* TASK DATA:

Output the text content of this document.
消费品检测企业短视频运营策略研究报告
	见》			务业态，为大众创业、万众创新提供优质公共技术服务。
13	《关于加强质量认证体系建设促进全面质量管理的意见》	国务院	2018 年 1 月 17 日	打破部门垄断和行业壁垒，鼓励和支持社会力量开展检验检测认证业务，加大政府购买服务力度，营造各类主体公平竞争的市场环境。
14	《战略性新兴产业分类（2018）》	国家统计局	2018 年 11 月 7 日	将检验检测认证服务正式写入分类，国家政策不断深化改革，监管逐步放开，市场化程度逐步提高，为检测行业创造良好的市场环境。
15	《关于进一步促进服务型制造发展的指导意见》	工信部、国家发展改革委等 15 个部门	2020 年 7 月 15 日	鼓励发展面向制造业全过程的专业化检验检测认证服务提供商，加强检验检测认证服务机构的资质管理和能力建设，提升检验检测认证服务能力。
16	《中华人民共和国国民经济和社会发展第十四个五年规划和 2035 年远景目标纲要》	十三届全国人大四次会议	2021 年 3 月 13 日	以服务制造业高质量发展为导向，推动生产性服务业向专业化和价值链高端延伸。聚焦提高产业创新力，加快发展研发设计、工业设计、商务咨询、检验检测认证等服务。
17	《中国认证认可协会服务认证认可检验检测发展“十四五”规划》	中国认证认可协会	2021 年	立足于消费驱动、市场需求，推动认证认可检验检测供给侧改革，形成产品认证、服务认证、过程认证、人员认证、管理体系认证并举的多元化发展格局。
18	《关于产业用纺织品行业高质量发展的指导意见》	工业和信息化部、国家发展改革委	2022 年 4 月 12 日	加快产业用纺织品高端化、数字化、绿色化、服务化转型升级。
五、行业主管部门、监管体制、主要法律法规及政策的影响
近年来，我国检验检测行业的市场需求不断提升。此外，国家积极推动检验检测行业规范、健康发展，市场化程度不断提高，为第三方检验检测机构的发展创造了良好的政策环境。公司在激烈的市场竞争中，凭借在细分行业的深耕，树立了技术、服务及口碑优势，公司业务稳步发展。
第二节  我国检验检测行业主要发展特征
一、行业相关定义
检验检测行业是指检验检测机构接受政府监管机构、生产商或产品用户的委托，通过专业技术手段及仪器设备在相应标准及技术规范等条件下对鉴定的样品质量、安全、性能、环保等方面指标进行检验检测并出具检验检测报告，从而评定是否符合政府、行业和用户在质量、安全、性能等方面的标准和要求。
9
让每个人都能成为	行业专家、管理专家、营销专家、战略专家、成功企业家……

* THE REQUEST: Reproduce the entries above in full, verbatim.

* RESPONSE:
Output the text content of this document.
消费品检测企业短视频运营策略研究报告
	见》			务业态，为大众创业、万众创新提供优质公共技术服务。
13	《关于加强质量认证体系建设促进全面质量管理的意见》	国务院	2018 年 1 月 17 日	打破部门垄断和行业壁垒，鼓励和支持社会力量开展检验检测认证业务，加大政府购买服务力度，营造各类主体公平竞争的市场环境。
14	《战略性新兴产业分类（2018）》	国家统计局	2018 年 11 月 7 日	将检验检测认证服务正式写入分类，国家政策不断深化改革，监管逐步放开，市场化程度逐步提高，为检测行业创造良好的市场环境。
15	《关于进一步促进服务型制造发展的指导意见》	工信部、国家发展改革委等 15 个部门	2020 年 7 月 15 日	鼓励发展面向制造业全过程的专业化检验检测认证服务提供商，加强检验检测认证服务机构的资质管理和能力建设，提升检验检测认证服务能力。
16	《中华人民共和国国民经济和社会发展第十四个五年规划和 2035 年远景目标纲要》	十三届全国人大四次会议	2021 年 3 月 13 日	以服务制造业高质量发展为导向，推动生产性服务业向专业化和价值链高端延伸。聚焦提高产业创新力，加快发展研发设计、工业设计、商务咨询、检验检测认证等服务。
17	《中国认证认可协会服务认证认可检验检测发展“十四五”规划》	中国认证认可协会	2021 年	立足于消费驱动、市场需求，推动认证认可检验检测供给侧改革，形成产品认证、服务认证、过程认证、人员认证、管理体系认证并举的多元化发展格局。
18	《关于产业用纺织品行业高质量发展的指导意见》	工业和信息化部、国家发展改革委	2022 年 4 月 12 日	加快产业用纺织品高端化、数字化、绿色化、服务化转型升级。
五、行业主管部门、监管体制、主要法律法规及政策的影响
近年来，我国检验检测行业的市场需求不断提升。此外，国家积极推动检验检测行业规范、健康发展，市场化程度不断提高，为第三方检验检测机构的发展创造了良好的政策环境。公司在激烈的市场竞争中，凭借在细分行业的深耕，树立了技术、服务及口碑优势，公司业务稳步发展。
第二节  我国检验检测行业主要发展特征
一、行业相关定义
检验检测行业是指检验检测机构接受政府监管机构、生产商或产品用户的委托，通过专业技术手段及仪器设备在相应标准及技术规范等条件下对鉴定的样品质量、安全、性能、环保等方面指标进行检验检测并出具检验检测报告，从而评定是否符合政府、行业和用户在质量、安全、性能等方面的标准和要求。
9
让每个人都能成为	行业专家、管理专家、营销专家、战略专家、成功企业家……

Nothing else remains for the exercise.